### Task statement
Quote the whole listing exactly. Leave the pictures out of your copy.

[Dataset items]

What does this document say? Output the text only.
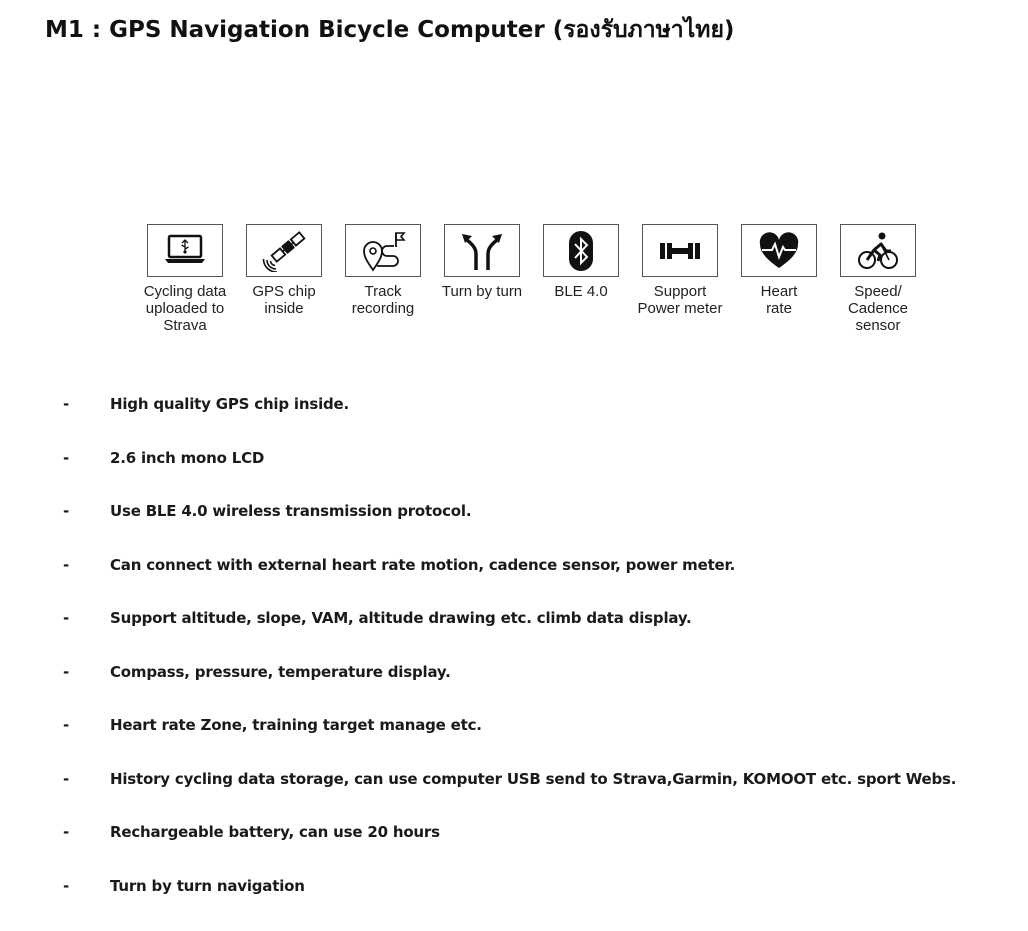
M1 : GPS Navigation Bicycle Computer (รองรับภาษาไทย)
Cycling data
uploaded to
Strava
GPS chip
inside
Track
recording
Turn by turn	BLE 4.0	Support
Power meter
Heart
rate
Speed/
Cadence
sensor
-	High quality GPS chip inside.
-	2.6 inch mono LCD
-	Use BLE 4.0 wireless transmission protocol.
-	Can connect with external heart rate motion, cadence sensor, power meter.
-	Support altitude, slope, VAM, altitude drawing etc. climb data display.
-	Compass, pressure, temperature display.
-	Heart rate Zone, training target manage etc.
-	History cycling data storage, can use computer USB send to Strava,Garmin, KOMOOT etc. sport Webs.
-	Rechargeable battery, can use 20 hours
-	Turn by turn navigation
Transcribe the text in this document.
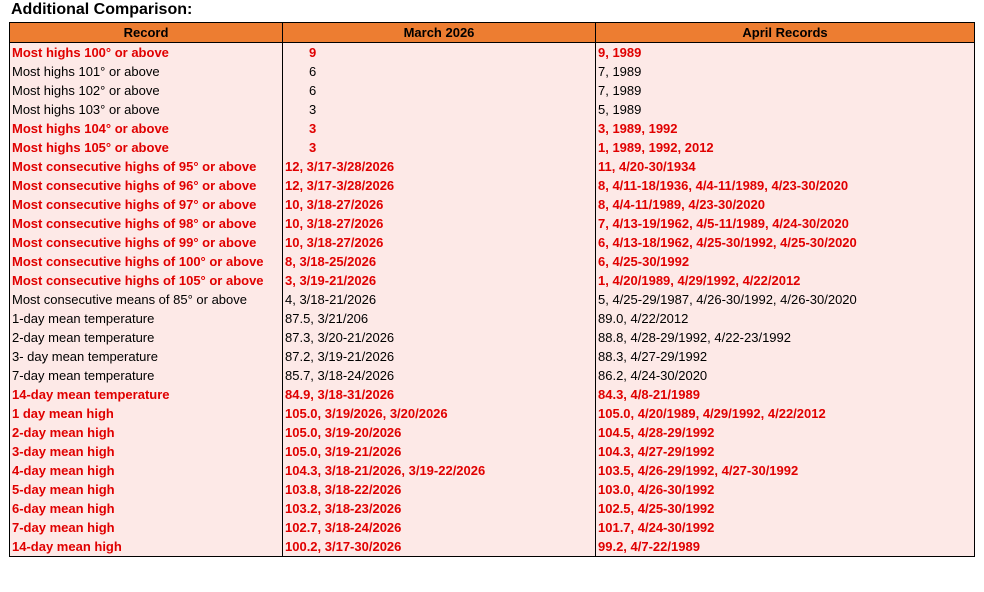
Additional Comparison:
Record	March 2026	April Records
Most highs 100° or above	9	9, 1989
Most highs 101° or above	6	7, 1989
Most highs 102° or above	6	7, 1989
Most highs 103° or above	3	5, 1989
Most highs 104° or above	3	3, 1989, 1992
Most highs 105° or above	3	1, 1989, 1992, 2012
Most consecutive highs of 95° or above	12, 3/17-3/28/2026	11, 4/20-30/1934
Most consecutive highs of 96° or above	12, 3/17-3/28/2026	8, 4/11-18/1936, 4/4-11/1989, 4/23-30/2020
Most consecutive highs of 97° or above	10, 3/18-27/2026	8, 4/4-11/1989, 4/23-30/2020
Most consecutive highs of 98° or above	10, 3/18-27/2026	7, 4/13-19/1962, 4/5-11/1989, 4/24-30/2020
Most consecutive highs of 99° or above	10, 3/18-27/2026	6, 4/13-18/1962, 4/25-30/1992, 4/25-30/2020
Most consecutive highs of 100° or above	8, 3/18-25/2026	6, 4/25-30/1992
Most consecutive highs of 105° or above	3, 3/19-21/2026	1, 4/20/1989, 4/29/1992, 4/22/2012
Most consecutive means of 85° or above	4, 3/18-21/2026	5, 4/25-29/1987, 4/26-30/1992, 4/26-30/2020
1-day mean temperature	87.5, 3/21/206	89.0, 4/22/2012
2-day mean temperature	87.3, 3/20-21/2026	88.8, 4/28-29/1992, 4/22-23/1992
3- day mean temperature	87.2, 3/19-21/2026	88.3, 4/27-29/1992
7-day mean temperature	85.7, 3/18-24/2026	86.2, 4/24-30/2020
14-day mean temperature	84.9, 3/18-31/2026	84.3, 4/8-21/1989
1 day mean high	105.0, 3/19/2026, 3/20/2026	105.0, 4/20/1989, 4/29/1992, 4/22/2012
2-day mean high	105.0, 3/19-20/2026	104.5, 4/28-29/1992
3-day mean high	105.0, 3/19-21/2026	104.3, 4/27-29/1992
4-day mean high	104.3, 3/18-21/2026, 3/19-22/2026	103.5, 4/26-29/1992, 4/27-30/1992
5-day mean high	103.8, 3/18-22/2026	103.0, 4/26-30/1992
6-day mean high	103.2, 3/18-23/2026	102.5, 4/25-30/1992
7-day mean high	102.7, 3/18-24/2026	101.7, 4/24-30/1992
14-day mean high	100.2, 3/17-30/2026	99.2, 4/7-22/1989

### Expected answer
What does this document say? Output the text only.
M1 : GPS Navigation Bicycle Computer (รองรับภาษาไทย)
Cycling data
uploaded to
Strava
GPS chip
inside
Track
recording
Turn by turn	BLE 4.0	Support
Power meter
Heart
rate
Speed/
Cadence
sensor
-	High quality GPS chip inside.
-	2.6 inch mono LCD
-	Use BLE 4.0 wireless transmission protocol.
-	Can connect with external heart rate motion, cadence sensor, power meter.
-	Support altitude, slope, VAM, altitude drawing etc. climb data display.
-	Compass, pressure, temperature display.
-	Heart rate Zone, training target manage etc.
-	History cycling data storage, can use computer USB send to Strava,Garmin, KOMOOT etc. sport Webs.
-	Rechargeable battery, can use 20 hours
-	Turn by turn navigation
Transcribe the text in this document.
Additional Comparison:
Record	March 2026	April Records
Most highs 100° or above	9	9, 1989
Most highs 101° or above	6	7, 1989
Most highs 102° or above	6	7, 1989
Most highs 103° or above	3	5, 1989
Most highs 104° or above	3	3, 1989, 1992
Most highs 105° or above	3	1, 1989, 1992, 2012
Most consecutive highs of 95° or above	12, 3/17-3/28/2026	11, 4/20-30/1934
Most consecutive highs of 96° or above	12, 3/17-3/28/2026	8, 4/11-18/1936, 4/4-11/1989, 4/23-30/2020
Most consecutive highs of 97° or above	10, 3/18-27/2026	8, 4/4-11/1989, 4/23-30/2020
Most consecutive highs of 98° or above	10, 3/18-27/2026	7, 4/13-19/1962, 4/5-11/1989, 4/24-30/2020
Most consecutive highs of 99° or above	10, 3/18-27/2026	6, 4/13-18/1962, 4/25-30/1992, 4/25-30/2020
Most consecutive highs of 100° or above	8, 3/18-25/2026	6, 4/25-30/1992
Most consecutive highs of 105° or above	3, 3/19-21/2026	1, 4/20/1989, 4/29/1992, 4/22/2012
Most consecutive means of 85° or above	4, 3/18-21/2026	5, 4/25-29/1987, 4/26-30/1992, 4/26-30/2020
1-day mean temperature	87.5, 3/21/206	89.0, 4/22/2012
2-day mean temperature	87.3, 3/20-21/2026	88.8, 4/28-29/1992, 4/22-23/1992
3- day mean temperature	87.2, 3/19-21/2026	88.3, 4/27-29/1992
7-day mean temperature	85.7, 3/18-24/2026	86.2, 4/24-30/2020
14-day mean temperature	84.9, 3/18-31/2026	84.3, 4/8-21/1989
1 day mean high	105.0, 3/19/2026, 3/20/2026	105.0, 4/20/1989, 4/29/1992, 4/22/2012
2-day mean high	105.0, 3/19-20/2026	104.5, 4/28-29/1992
3-day mean high	105.0, 3/19-21/2026	104.3, 4/27-29/1992
4-day mean high	104.3, 3/18-21/2026, 3/19-22/2026	103.5, 4/26-29/1992, 4/27-30/1992
5-day mean high	103.8, 3/18-22/2026	103.0, 4/26-30/1992
6-day mean high	103.2, 3/18-23/2026	102.5, 4/25-30/1992
7-day mean high	102.7, 3/18-24/2026	101.7, 4/24-30/1992
14-day mean high	100.2, 3/17-30/2026	99.2, 4/7-22/1989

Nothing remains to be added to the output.